Your answer should be every line of the records that contains the word "column".
(Records provided begins)
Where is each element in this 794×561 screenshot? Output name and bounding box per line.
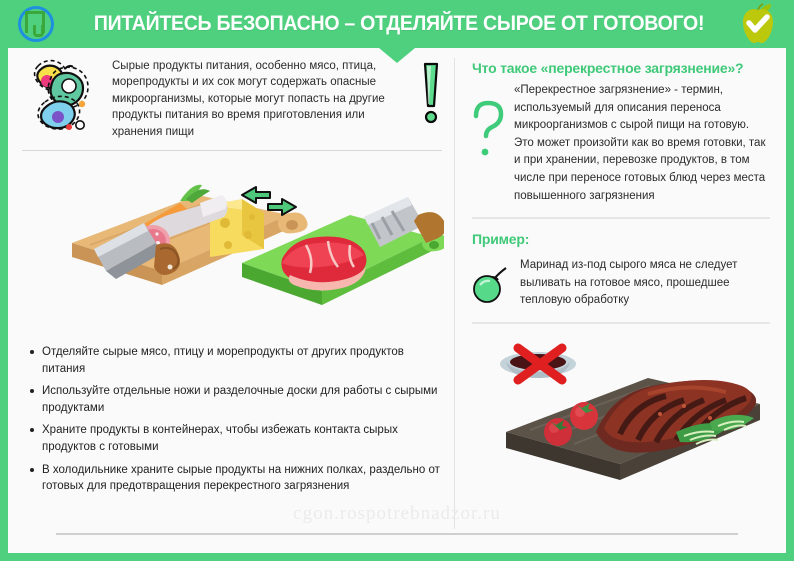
apple-check-icon bbox=[736, 2, 780, 46]
header-notch bbox=[379, 48, 415, 63]
right-column: Что такое «перекрестное загрязнение»? «П… bbox=[454, 48, 786, 553]
list-item: Храните продукты в контейнерах, чтобы из… bbox=[42, 422, 440, 455]
question-mark-icon bbox=[470, 100, 504, 162]
question-heading: Что такое «перекрестное загрязнение»? bbox=[472, 60, 772, 76]
bacteria-icon bbox=[20, 56, 106, 140]
left-divider-1 bbox=[22, 150, 442, 151]
right-divider-2 bbox=[472, 322, 770, 324]
right-divider-1 bbox=[472, 217, 770, 219]
question-text: «Перекрестное загрязнение» - термин, исп… bbox=[514, 82, 772, 205]
example-heading: Пример: bbox=[472, 231, 772, 247]
exclamation-mark-icon bbox=[418, 60, 444, 130]
example-block: Маринад из-под сырого мяса не следует вы… bbox=[470, 253, 772, 310]
recommendations-list: Отделяйте сырые мясо, птицу и морепродук… bbox=[20, 344, 444, 495]
marinade-drop-icon bbox=[470, 261, 510, 305]
logo-monogram bbox=[25, 11, 45, 33]
list-item: Используйте отдельные ножи и разделочные… bbox=[42, 383, 440, 416]
header-bar: ПИТАЙТЕСЬ БЕЗОПАСНО – ОТДЕЛЯЙТЕ СЫРОЕ ОТ… bbox=[8, 0, 786, 48]
question-block: «Перекрестное загрязнение» - термин, исп… bbox=[470, 82, 772, 205]
left-column: Сырые продукты питания, особенно мясо, п… bbox=[8, 48, 454, 553]
intro-block: Сырые продукты питания, особенно мясо, п… bbox=[20, 56, 444, 140]
cutting-boards-illustration bbox=[20, 153, 444, 338]
page-title: ПИТАЙТЕСЬ БЕЗОПАСНО – ОТДЕЛЯЙТЕ СЫРОЕ ОТ… bbox=[86, 12, 713, 36]
list-item: Отделяйте сырые мясо, птицу и морепродук… bbox=[42, 344, 440, 377]
list-item: В холодильнике храните сырые продукты на… bbox=[42, 462, 440, 495]
cooked-steak-illustration bbox=[470, 336, 772, 486]
intro-text: Сырые продукты питания, особенно мясо, п… bbox=[112, 56, 412, 140]
rospotrebnadzor-logo bbox=[16, 4, 56, 44]
infographic-poster: ПИТАЙТЕСЬ БЕЗОПАСНО – ОТДЕЛЯЙТЕ СЫРОЕ ОТ… bbox=[0, 0, 794, 561]
content-panel: Сырые продукты питания, особенно мясо, п… bbox=[8, 48, 786, 553]
footer-line bbox=[56, 533, 738, 535]
marinade-bowl-forbidden bbox=[500, 348, 576, 380]
example-text: Маринад из-под сырого мяса не следует вы… bbox=[520, 253, 772, 310]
(Records provided ends)
* Response
right-column: Что такое «перекрестное загрязнение»? «П… bbox=[454, 48, 786, 553]
left-column: Сырые продукты питания, особенно мясо, п… bbox=[8, 48, 454, 553]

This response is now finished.